> The exercise: Using the records provided below, locate and copy each line that contains the word "ylabel".

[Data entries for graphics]
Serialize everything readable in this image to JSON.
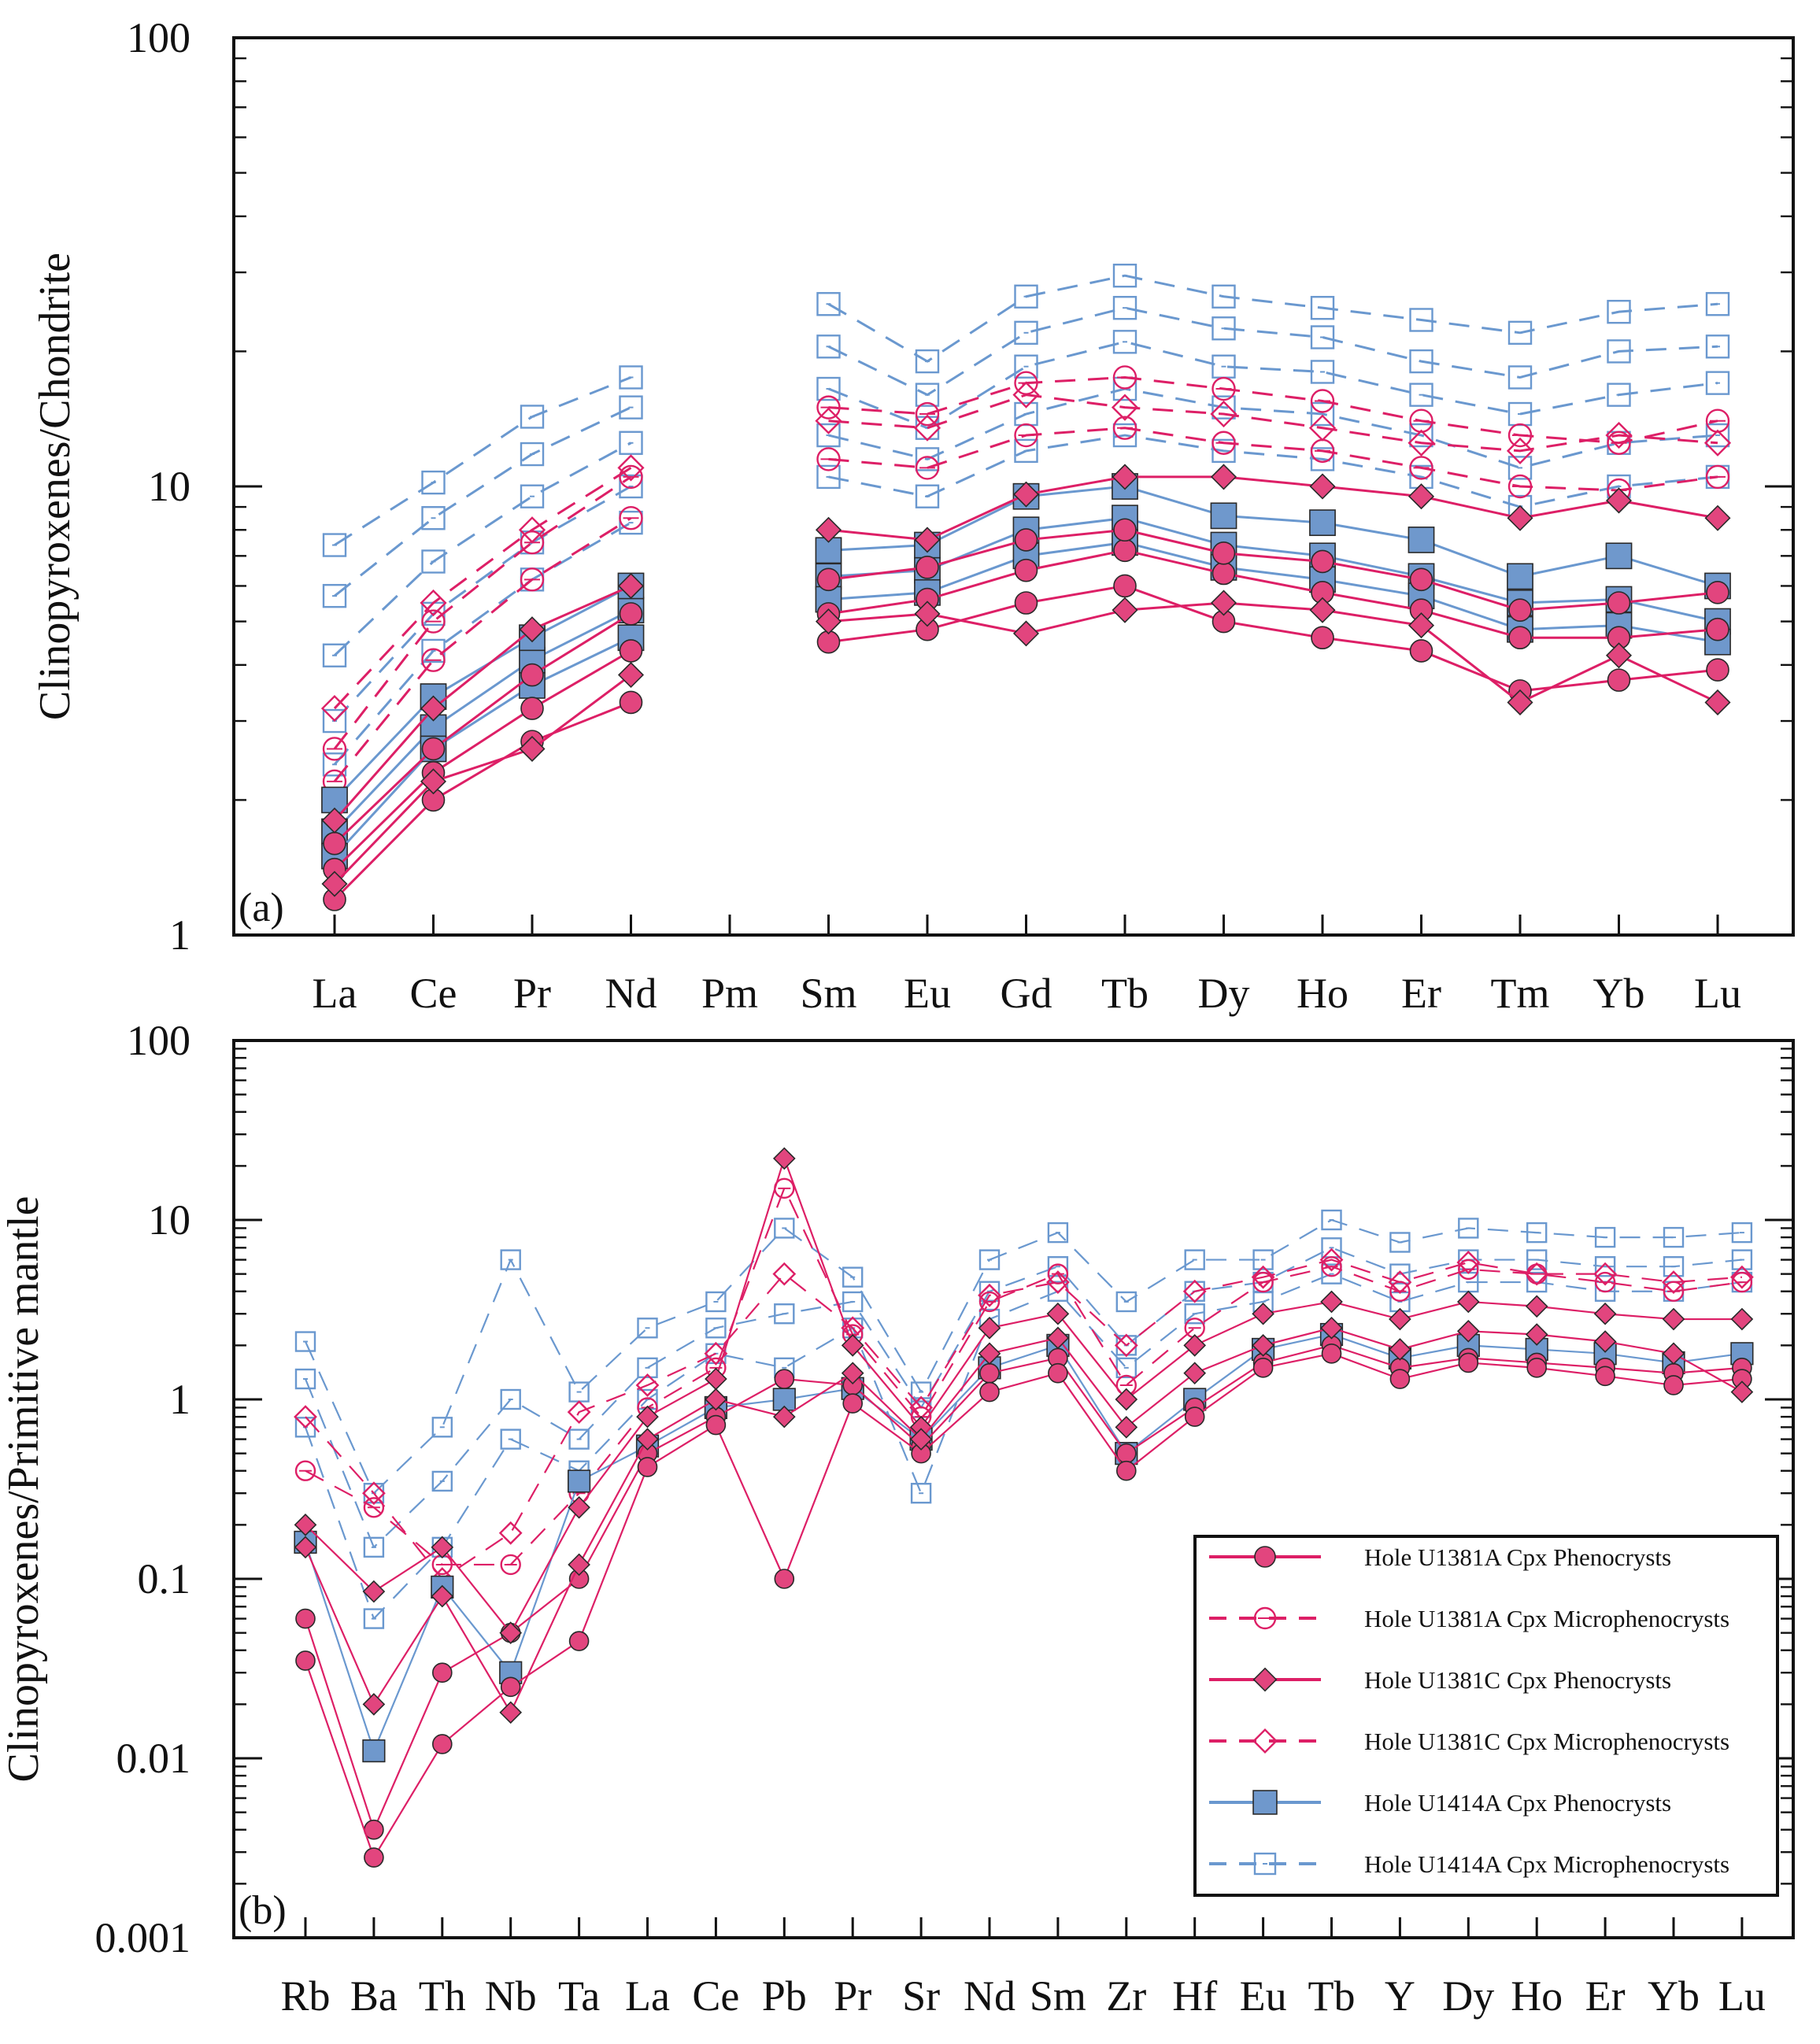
{
  "colors": {
    "red": "#dd1f66",
    "red_fill": "#e2457e",
    "blue": "#6a98cf",
    "blue_fill": "#6f98cc",
    "axis": "#111111"
  },
  "chart_data": [
    {
      "id": "a",
      "type": "line",
      "scale": "log",
      "panel_label": "(a)",
      "ylabel": "Clinopyroxenes/Chondrite",
      "ylim": [
        1,
        100
      ],
      "yticks": [
        "1",
        "10",
        "100"
      ],
      "categories": [
        "La",
        "Ce",
        "Pr",
        "Nd",
        "Pm",
        "Sm",
        "Eu",
        "Gd",
        "Tb",
        "Dy",
        "Ho",
        "Er",
        "Tm",
        "Yb",
        "Lu"
      ],
      "series": [
        {
          "name": "Hole U1381A Cpx Phenocrysts",
          "values": [
            1.4,
            2.3,
            3.2,
            4.3,
            null,
            5.2,
            5.6,
            6.5,
            7.2,
            6.4,
            5.8,
            5.3,
            4.6,
            4.6,
            4.8
          ]
        },
        {
          "name": "Hole U1381A Cpx Phenocrysts",
          "values": [
            1.2,
            2.0,
            2.7,
            3.3,
            null,
            4.5,
            4.8,
            5.5,
            6.0,
            5.0,
            4.6,
            4.3,
            3.5,
            3.7,
            3.9
          ]
        },
        {
          "name": "Hole U1381A Cpx Phenocrysts",
          "values": [
            1.6,
            2.6,
            3.8,
            5.2,
            null,
            6.2,
            6.6,
            7.6,
            8.0,
            7.1,
            6.8,
            6.2,
            5.3,
            5.5,
            5.8
          ]
        },
        {
          "name": "Hole U1381A Cpx Microphenocrysts",
          "values": [
            2.6,
            5.0,
            7.5,
            10.5,
            null,
            15.0,
            14.5,
            17.0,
            17.5,
            16.5,
            15.5,
            14.0,
            13.0,
            12.5,
            14.0
          ]
        },
        {
          "name": "Hole U1381A Cpx Microphenocrysts",
          "values": [
            2.2,
            4.1,
            6.2,
            8.5,
            null,
            11.5,
            11.0,
            13.0,
            13.5,
            12.5,
            12.0,
            11.0,
            10.0,
            9.8,
            10.5
          ]
        },
        {
          "name": "Hole U1381C Cpx Phenocrysts",
          "values": [
            1.3,
            2.2,
            2.6,
            3.8,
            null,
            5.0,
            5.2,
            4.7,
            5.3,
            5.5,
            5.3,
            4.9,
            3.3,
            4.2,
            3.3
          ]
        },
        {
          "name": "Hole U1381C Cpx Phenocrysts",
          "values": [
            1.8,
            3.2,
            4.8,
            6.0,
            null,
            8.0,
            7.6,
            9.6,
            10.5,
            10.5,
            10.0,
            9.5,
            8.5,
            9.3,
            8.5
          ]
        },
        {
          "name": "Hole U1381C Cpx Microphenocrysts",
          "values": [
            3.2,
            5.5,
            8.0,
            11.0,
            null,
            14.0,
            13.5,
            16.0,
            15.0,
            14.5,
            13.5,
            12.5,
            12.0,
            13.0,
            12.5
          ]
        },
        {
          "name": "Hole U1414A Cpx Phenocrysts",
          "values": [
            1.7,
            2.9,
            4.1,
            5.3,
            null,
            6.3,
            6.5,
            8.0,
            8.5,
            7.4,
            7.0,
            6.3,
            5.5,
            5.6,
            5.0
          ]
        },
        {
          "name": "Hole U1414A Cpx Phenocrysts",
          "values": [
            1.5,
            2.6,
            3.6,
            4.6,
            null,
            5.6,
            5.8,
            7.0,
            7.5,
            6.6,
            6.2,
            5.7,
            4.8,
            4.9,
            4.5
          ]
        },
        {
          "name": "Hole U1414A Cpx Phenocrysts",
          "values": [
            2.0,
            3.4,
            4.6,
            6.0,
            null,
            7.2,
            7.4,
            9.5,
            10.0,
            8.6,
            8.3,
            7.6,
            6.3,
            7.0,
            6.0
          ]
        },
        {
          "name": "Hole U1414A Cpx Microphenocrysts",
          "values": [
            7.4,
            10.2,
            14.3,
            17.5,
            null,
            25.5,
            19.0,
            26.5,
            29.5,
            26.5,
            25.0,
            23.5,
            22.0,
            24.5,
            25.5
          ]
        },
        {
          "name": "Hole U1414A Cpx Microphenocrysts",
          "values": [
            5.7,
            8.5,
            11.8,
            15.0,
            null,
            20.5,
            16.0,
            22.0,
            25.0,
            22.5,
            21.5,
            19.0,
            17.5,
            20.0,
            20.5
          ]
        },
        {
          "name": "Hole U1414A Cpx Microphenocrysts",
          "values": [
            4.2,
            6.8,
            9.5,
            12.5,
            null,
            16.5,
            13.5,
            18.5,
            21.0,
            18.5,
            18.0,
            16.0,
            14.5,
            16.0,
            17.0
          ]
        },
        {
          "name": "Hole U1414A Cpx Microphenocrysts",
          "values": [
            3.0,
            5.2,
            7.5,
            10.0,
            null,
            13.0,
            11.5,
            14.5,
            16.5,
            15.0,
            14.5,
            13.0,
            11.0,
            12.5,
            13.0
          ]
        },
        {
          "name": "Hole U1414A Cpx Microphenocrysts",
          "values": [
            2.4,
            4.3,
            6.2,
            8.3,
            null,
            10.5,
            9.5,
            12.0,
            13.0,
            12.0,
            11.5,
            10.5,
            9.0,
            10.0,
            10.5
          ]
        }
      ]
    },
    {
      "id": "b",
      "type": "line",
      "scale": "log",
      "panel_label": "(b)",
      "ylabel": "Clinopyroxenes/Primitive mantle",
      "ylim": [
        0.001,
        100
      ],
      "yticks": [
        "0.001",
        "0.01",
        "0.1",
        "1",
        "10",
        "100"
      ],
      "categories": [
        "Rb",
        "Ba",
        "Th",
        "Nb",
        "Ta",
        "La",
        "Ce",
        "Pb",
        "Pr",
        "Sr",
        "Nd",
        "Sm",
        "Zr",
        "Hf",
        "Eu",
        "Tb",
        "Y",
        "Dy",
        "Ho",
        "Er",
        "Yb",
        "Lu"
      ],
      "series": [
        {
          "name": "Hole U1381A Cpx Phenocrysts",
          "values": [
            0.06,
            0.004,
            0.03,
            0.05,
            0.1,
            0.5,
            0.8,
            1.3,
            1.2,
            0.55,
            1.4,
            1.7,
            0.5,
            0.9,
            1.6,
            2.0,
            1.5,
            1.7,
            1.6,
            1.5,
            1.4,
            1.5
          ]
        },
        {
          "name": "Hole U1381A Cpx Phenocrysts",
          "values": [
            0.035,
            0.0028,
            0.012,
            0.025,
            0.045,
            0.42,
            0.72,
            0.1,
            0.95,
            0.5,
            1.1,
            1.4,
            0.4,
            0.8,
            1.5,
            1.8,
            1.3,
            1.6,
            1.5,
            1.35,
            1.2,
            1.3
          ]
        },
        {
          "name": "Hole U1381A Cpx Microphenocrysts",
          "values": [
            0.4,
            0.25,
            0.12,
            0.12,
            0.3,
            0.9,
            1.5,
            15.0,
            2.3,
            0.8,
            3.5,
            5.0,
            1.2,
            2.5,
            4.5,
            5.5,
            4.0,
            5.3,
            5.0,
            4.5,
            4.0,
            4.5
          ]
        },
        {
          "name": "Hole U1381C Cpx Phenocrysts",
          "values": [
            0.2,
            0.085,
            0.15,
            0.05,
            0.25,
            0.8,
            1.3,
            22.0,
            2.0,
            0.7,
            2.5,
            3.0,
            1.0,
            2.0,
            3.0,
            3.5,
            2.8,
            3.5,
            3.3,
            3.0,
            2.8,
            2.8
          ]
        },
        {
          "name": "Hole U1381C Cpx Phenocrysts",
          "values": [
            0.15,
            0.02,
            0.08,
            0.018,
            0.12,
            0.6,
            1.0,
            0.8,
            1.4,
            0.6,
            1.8,
            2.2,
            0.7,
            1.4,
            2.0,
            2.5,
            1.9,
            2.4,
            2.3,
            2.1,
            1.8,
            1.1
          ]
        },
        {
          "name": "Hole U1381C Cpx Microphenocrysts",
          "values": [
            0.8,
            0.3,
            0.1,
            0.18,
            0.85,
            1.2,
            1.8,
            5.0,
            2.5,
            0.9,
            3.8,
            4.5,
            2.0,
            4.0,
            4.8,
            6.0,
            4.5,
            5.8,
            5.0,
            5.0,
            4.5,
            4.8
          ]
        },
        {
          "name": "Hole U1414A Cpx Phenocrysts",
          "values": [
            0.16,
            0.011,
            0.09,
            0.03,
            0.35,
            0.55,
            0.9,
            1.0,
            1.15,
            0.6,
            1.5,
            2.0,
            0.5,
            1.0,
            1.9,
            2.3,
            1.7,
            2.0,
            1.9,
            1.8,
            1.6,
            1.8
          ]
        },
        {
          "name": "Hole U1414A Cpx Microphenocrysts",
          "values": [
            2.1,
            0.3,
            0.7,
            6.0,
            1.1,
            2.5,
            3.5,
            9.0,
            4.8,
            1.1,
            6.0,
            8.5,
            3.5,
            6.0,
            6.0,
            10.0,
            7.5,
            9.0,
            8.5,
            8.0,
            8.0,
            8.5
          ]
        },
        {
          "name": "Hole U1414A Cpx Microphenocrysts",
          "values": [
            1.3,
            0.15,
            0.35,
            1.0,
            0.6,
            1.5,
            2.5,
            3.0,
            3.5,
            0.9,
            4.0,
            5.5,
            2.0,
            4.0,
            4.5,
            7.0,
            5.0,
            6.0,
            6.0,
            5.5,
            5.5,
            6.0
          ]
        },
        {
          "name": "Hole U1414A Cpx Microphenocrysts",
          "values": [
            0.7,
            0.06,
            0.15,
            0.6,
            0.4,
            1.0,
            1.8,
            1.5,
            2.5,
            0.3,
            2.8,
            4.0,
            1.5,
            3.0,
            3.5,
            5.0,
            3.5,
            4.5,
            4.5,
            4.0,
            4.0,
            4.5
          ]
        }
      ]
    }
  ],
  "legend": {
    "items": [
      {
        "label": "Hole U1381A Cpx Phenocrysts",
        "color": "red",
        "dash": false,
        "marker": "circle",
        "filled": true
      },
      {
        "label": "Hole U1381A Cpx Microphenocrysts",
        "color": "red",
        "dash": true,
        "marker": "circle",
        "filled": false
      },
      {
        "label": "Hole U1381C Cpx Phenocrysts",
        "color": "red",
        "dash": false,
        "marker": "diamond",
        "filled": true
      },
      {
        "label": "Hole U1381C Cpx Microphenocrysts",
        "color": "red",
        "dash": true,
        "marker": "diamond",
        "filled": false
      },
      {
        "label": "Hole U1414A Cpx Phenocrysts",
        "color": "blue",
        "dash": false,
        "marker": "square",
        "filled": true
      },
      {
        "label": "Hole U1414A Cpx Microphenocrysts",
        "color": "blue",
        "dash": true,
        "marker": "square",
        "filled": false
      }
    ]
  }
}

> Task solution:
      "ylabel": "Clinopyroxenes/Chondrite",
      "ylabel": "Clinopyroxenes/Primitive mantle",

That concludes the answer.